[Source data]
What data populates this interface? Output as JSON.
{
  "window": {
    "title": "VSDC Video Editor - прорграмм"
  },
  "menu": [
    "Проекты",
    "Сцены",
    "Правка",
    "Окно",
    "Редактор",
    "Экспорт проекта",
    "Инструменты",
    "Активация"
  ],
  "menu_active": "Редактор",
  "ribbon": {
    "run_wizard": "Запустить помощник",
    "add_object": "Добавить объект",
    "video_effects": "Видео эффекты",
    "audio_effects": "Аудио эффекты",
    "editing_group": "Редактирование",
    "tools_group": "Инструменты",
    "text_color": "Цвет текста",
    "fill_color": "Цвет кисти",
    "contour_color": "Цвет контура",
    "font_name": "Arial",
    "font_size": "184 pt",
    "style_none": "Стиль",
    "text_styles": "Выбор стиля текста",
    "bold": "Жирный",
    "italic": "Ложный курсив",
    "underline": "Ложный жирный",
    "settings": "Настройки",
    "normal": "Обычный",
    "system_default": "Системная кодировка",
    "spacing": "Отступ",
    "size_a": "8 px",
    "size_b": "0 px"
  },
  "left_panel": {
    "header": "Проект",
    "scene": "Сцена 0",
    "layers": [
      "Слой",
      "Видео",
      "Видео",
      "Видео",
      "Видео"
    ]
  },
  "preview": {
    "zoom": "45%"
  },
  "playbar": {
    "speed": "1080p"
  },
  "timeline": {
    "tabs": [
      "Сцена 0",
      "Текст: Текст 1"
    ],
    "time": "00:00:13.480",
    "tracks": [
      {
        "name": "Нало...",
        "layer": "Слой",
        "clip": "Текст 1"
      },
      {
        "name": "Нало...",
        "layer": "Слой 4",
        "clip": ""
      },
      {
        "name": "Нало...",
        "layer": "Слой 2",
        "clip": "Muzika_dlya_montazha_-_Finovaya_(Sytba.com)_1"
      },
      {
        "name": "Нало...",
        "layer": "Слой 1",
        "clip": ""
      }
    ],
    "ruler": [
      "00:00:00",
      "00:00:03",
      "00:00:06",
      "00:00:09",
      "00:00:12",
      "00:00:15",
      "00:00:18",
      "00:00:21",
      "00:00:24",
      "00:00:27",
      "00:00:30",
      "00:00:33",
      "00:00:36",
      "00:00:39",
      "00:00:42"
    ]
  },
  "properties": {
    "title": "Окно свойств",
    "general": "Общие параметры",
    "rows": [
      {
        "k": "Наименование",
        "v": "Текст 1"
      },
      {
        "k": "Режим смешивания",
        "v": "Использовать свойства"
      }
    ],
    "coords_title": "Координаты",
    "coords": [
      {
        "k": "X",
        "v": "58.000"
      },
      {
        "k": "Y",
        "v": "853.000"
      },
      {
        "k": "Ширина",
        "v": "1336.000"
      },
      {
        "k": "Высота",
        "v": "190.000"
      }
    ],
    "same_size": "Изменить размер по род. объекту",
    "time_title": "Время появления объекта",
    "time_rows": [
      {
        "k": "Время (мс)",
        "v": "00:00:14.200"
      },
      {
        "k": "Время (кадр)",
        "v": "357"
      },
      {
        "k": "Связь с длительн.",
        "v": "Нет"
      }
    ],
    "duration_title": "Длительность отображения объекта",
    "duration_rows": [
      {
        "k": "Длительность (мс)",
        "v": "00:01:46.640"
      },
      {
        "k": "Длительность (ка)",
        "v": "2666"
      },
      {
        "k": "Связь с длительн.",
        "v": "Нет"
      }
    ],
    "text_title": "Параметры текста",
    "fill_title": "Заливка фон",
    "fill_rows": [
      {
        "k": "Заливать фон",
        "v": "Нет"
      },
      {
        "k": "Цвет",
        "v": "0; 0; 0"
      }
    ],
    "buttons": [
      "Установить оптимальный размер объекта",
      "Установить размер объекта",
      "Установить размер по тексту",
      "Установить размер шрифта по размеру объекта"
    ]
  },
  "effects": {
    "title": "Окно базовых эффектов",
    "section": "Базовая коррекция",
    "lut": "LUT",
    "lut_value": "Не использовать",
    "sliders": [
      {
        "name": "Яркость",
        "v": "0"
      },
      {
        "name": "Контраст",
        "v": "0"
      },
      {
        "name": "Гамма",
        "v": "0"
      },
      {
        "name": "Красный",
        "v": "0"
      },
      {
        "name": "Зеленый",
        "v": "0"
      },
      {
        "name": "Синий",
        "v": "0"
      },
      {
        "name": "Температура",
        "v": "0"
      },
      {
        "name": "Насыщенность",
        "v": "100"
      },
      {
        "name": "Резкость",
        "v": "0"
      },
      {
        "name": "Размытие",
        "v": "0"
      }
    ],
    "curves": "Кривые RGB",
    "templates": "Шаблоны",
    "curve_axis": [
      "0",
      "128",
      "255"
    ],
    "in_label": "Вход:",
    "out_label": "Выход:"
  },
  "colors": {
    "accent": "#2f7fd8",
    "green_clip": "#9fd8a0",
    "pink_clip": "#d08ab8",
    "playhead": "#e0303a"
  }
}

EXERCISE OBJECTIVE:
Provide only the count of lines in the material above that hold the word "Время".

THE ANSWER:
3